Problem requirements:
From the entries that follow, pick out all lines holding "Hydraulic".

====== Source data ======

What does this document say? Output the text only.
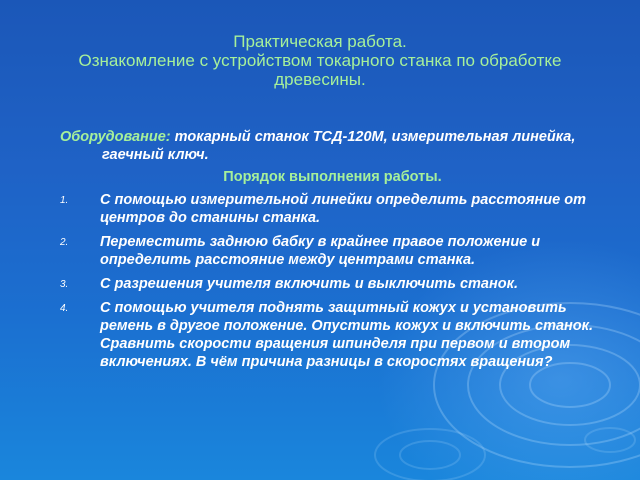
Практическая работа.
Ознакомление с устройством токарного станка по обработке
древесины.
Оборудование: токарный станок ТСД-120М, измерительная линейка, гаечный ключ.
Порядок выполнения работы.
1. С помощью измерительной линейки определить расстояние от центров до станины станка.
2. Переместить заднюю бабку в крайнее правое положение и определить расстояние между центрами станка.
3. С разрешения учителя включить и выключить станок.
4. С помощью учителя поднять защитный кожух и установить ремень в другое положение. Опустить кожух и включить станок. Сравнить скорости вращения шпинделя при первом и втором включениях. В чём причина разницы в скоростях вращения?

======
====== Source data ======

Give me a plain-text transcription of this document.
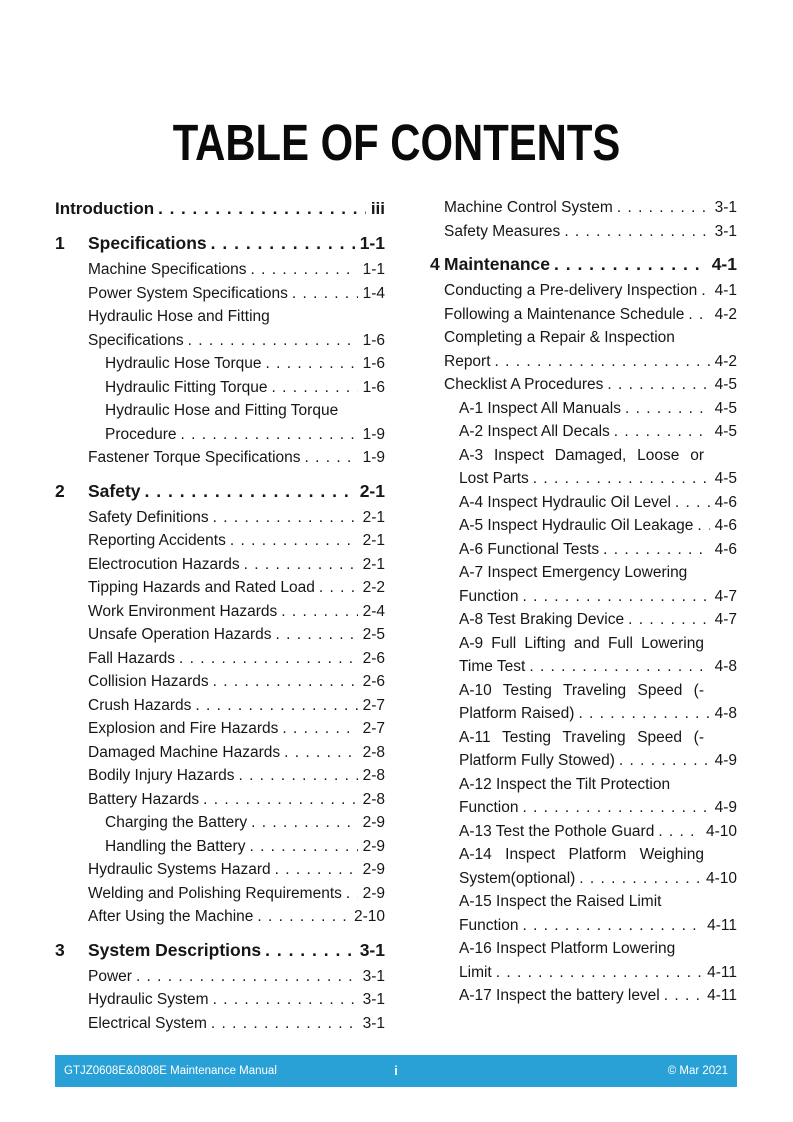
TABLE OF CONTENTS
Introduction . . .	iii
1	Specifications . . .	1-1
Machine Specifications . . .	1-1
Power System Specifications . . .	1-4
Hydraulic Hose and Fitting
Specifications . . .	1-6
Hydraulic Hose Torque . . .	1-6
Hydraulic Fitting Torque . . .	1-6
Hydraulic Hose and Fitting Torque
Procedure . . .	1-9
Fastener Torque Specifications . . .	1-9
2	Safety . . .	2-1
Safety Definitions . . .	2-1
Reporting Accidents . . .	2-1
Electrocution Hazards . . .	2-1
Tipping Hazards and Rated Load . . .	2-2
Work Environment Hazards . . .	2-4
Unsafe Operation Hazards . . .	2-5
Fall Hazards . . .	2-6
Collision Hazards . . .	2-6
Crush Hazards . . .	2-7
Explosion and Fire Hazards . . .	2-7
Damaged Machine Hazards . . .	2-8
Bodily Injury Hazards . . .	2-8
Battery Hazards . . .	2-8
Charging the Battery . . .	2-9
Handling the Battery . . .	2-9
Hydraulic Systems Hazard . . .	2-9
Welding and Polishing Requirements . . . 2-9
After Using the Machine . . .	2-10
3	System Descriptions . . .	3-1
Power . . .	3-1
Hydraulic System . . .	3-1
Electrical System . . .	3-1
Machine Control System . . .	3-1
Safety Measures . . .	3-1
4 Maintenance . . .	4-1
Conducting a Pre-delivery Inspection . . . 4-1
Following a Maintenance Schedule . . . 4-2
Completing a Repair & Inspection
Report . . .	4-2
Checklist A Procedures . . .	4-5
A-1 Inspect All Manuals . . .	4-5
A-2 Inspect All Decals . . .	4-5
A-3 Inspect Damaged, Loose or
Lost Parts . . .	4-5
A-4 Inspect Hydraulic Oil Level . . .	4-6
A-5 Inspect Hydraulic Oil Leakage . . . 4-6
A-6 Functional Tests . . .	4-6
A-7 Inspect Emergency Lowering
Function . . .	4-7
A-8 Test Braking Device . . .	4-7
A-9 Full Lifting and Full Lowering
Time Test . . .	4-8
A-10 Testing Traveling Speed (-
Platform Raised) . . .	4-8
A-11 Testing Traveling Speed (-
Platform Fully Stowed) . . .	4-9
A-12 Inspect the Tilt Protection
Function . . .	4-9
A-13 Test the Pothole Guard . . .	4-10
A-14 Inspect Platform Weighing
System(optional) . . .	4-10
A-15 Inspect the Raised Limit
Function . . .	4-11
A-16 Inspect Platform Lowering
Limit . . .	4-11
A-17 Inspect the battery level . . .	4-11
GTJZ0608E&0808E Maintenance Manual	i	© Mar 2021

======

The reply:
Hydraulic Hose and Fitting
Hydraulic Hose Torque . . .	1-6
Hydraulic Fitting Torque . . .	1-6
Hydraulic Hose and Fitting Torque
Hydraulic Systems Hazard . . .	2-9
Hydraulic System . . .	3-1
A-4 Inspect Hydraulic Oil Level . . .	4-6
A-5 Inspect Hydraulic Oil Leakage . . . 4-6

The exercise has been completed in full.